— Records for this exercise —
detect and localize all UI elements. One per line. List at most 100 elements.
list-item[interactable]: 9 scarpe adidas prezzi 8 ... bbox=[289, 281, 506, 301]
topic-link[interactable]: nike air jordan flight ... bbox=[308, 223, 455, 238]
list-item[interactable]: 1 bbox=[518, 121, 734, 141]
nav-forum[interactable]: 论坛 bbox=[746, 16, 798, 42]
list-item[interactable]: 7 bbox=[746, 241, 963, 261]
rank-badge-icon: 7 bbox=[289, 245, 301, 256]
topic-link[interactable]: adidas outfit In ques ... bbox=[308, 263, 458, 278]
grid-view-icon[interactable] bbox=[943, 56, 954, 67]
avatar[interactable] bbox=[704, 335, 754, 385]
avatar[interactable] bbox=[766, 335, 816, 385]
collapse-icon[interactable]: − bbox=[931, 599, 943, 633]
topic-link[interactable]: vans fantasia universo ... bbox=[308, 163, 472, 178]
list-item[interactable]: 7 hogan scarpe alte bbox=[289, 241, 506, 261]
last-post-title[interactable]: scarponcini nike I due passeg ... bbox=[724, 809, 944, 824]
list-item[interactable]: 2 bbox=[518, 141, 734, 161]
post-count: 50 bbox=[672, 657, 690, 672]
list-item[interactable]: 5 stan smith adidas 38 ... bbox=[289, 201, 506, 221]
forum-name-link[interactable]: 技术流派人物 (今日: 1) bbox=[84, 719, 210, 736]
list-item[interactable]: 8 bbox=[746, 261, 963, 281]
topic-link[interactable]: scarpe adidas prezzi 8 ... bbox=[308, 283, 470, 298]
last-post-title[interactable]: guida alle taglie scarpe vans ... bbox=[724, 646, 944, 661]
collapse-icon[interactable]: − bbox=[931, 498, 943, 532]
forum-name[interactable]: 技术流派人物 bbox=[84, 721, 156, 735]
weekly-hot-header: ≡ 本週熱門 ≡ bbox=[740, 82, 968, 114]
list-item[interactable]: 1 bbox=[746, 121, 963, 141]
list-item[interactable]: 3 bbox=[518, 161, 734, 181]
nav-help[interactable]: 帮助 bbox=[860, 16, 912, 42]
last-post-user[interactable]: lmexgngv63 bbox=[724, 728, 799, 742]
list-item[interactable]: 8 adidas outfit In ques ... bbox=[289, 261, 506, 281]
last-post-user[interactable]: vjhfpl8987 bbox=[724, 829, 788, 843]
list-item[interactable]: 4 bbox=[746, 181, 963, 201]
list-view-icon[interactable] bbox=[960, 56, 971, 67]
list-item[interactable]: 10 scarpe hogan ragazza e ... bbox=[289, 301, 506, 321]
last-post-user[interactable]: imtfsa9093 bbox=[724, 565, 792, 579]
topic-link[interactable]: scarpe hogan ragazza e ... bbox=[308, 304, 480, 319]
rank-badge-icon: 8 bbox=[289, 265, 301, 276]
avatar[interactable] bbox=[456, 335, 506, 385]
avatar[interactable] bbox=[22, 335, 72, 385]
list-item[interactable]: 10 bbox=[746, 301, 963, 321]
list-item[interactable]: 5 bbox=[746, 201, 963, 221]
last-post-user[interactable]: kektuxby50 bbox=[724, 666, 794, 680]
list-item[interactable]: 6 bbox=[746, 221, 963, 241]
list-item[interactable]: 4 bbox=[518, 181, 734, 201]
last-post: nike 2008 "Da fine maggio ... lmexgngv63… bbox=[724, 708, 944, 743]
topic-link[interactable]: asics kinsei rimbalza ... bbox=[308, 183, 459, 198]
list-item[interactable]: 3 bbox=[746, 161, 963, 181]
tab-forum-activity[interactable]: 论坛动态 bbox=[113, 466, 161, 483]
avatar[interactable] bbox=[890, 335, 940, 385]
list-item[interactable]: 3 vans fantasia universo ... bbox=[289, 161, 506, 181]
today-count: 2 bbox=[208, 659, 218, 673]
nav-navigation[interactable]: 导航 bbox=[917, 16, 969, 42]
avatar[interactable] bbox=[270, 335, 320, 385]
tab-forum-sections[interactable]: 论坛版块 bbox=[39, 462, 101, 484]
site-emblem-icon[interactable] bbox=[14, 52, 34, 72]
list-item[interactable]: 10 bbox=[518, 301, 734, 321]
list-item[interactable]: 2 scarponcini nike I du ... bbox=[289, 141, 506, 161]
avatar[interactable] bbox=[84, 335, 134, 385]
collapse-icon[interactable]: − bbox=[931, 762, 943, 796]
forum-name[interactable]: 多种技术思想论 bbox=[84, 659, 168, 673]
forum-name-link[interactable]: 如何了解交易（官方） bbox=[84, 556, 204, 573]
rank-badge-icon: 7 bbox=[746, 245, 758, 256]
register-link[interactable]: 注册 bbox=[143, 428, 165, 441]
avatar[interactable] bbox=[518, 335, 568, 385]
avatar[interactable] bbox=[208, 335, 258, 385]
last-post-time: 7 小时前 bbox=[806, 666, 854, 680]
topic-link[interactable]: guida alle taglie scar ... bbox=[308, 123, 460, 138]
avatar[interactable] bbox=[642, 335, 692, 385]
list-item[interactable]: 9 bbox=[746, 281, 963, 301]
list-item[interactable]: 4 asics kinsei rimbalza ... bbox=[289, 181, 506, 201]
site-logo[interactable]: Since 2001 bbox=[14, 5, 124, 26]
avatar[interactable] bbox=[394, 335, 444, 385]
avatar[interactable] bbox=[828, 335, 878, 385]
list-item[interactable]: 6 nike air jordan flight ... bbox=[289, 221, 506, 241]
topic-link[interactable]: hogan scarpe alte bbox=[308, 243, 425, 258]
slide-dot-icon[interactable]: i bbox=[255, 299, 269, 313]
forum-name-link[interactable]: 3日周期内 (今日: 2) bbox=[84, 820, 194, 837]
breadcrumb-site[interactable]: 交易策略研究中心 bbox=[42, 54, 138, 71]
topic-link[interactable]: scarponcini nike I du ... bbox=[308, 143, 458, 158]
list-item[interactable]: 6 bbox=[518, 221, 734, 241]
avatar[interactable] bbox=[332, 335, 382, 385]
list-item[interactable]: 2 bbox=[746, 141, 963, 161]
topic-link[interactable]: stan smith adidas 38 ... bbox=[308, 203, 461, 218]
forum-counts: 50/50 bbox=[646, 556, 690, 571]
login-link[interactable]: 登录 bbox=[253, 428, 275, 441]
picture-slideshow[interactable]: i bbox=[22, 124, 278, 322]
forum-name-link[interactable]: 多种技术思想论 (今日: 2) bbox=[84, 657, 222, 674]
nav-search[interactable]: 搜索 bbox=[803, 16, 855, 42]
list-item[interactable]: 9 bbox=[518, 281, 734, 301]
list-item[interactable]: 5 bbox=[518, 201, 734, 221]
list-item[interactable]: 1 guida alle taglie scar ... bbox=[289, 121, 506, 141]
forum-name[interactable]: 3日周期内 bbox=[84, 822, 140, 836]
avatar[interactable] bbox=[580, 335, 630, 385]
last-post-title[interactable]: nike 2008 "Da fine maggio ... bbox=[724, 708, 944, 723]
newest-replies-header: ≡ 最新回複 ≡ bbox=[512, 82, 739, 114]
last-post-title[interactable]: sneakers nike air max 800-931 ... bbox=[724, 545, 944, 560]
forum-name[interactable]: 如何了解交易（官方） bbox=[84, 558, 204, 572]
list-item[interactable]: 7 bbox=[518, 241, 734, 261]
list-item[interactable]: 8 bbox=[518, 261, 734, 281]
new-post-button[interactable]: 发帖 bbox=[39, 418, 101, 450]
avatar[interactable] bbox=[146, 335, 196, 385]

— What you are asked to do —
Rename every "topic-link" to "thread-link" in the stretch from the start of the data through the line containing "collapse-icon[interactable]: − bbox=[931, 498, 943, 532]", and give back only those lines with everything else left as it is.

— Reply —
detect and localize all UI elements. One per line. List at most 100 elements.
list-item[interactable]: 9 scarpe adidas prezzi 8 ... bbox=[289, 281, 506, 301]
thread-link[interactable]: nike air jordan flight ... bbox=[308, 223, 455, 238]
list-item[interactable]: 1 bbox=[518, 121, 734, 141]
nav-forum[interactable]: 论坛 bbox=[746, 16, 798, 42]
list-item[interactable]: 7 bbox=[746, 241, 963, 261]
rank-badge-icon: 7 bbox=[289, 245, 301, 256]
thread-link[interactable]: adidas outfit In ques ... bbox=[308, 263, 458, 278]
grid-view-icon[interactable] bbox=[943, 56, 954, 67]
avatar[interactable] bbox=[704, 335, 754, 385]
avatar[interactable] bbox=[766, 335, 816, 385]
collapse-icon[interactable]: − bbox=[931, 599, 943, 633]
thread-link[interactable]: vans fantasia universo ... bbox=[308, 163, 472, 178]
list-item[interactable]: 7 hogan scarpe alte bbox=[289, 241, 506, 261]
last-post-title[interactable]: scarponcini nike I due passeg ... bbox=[724, 809, 944, 824]
list-item[interactable]: 2 bbox=[518, 141, 734, 161]
post-count: 50 bbox=[672, 657, 690, 672]
list-item[interactable]: 5 stan smith adidas 38 ... bbox=[289, 201, 506, 221]
forum-name-link[interactable]: 技术流派人物 (今日: 1) bbox=[84, 719, 210, 736]
list-item[interactable]: 8 bbox=[746, 261, 963, 281]
thread-link[interactable]: scarpe adidas prezzi 8 ... bbox=[308, 283, 470, 298]
last-post-title[interactable]: guida alle taglie scarpe vans ... bbox=[724, 646, 944, 661]
collapse-icon[interactable]: − bbox=[931, 498, 943, 532]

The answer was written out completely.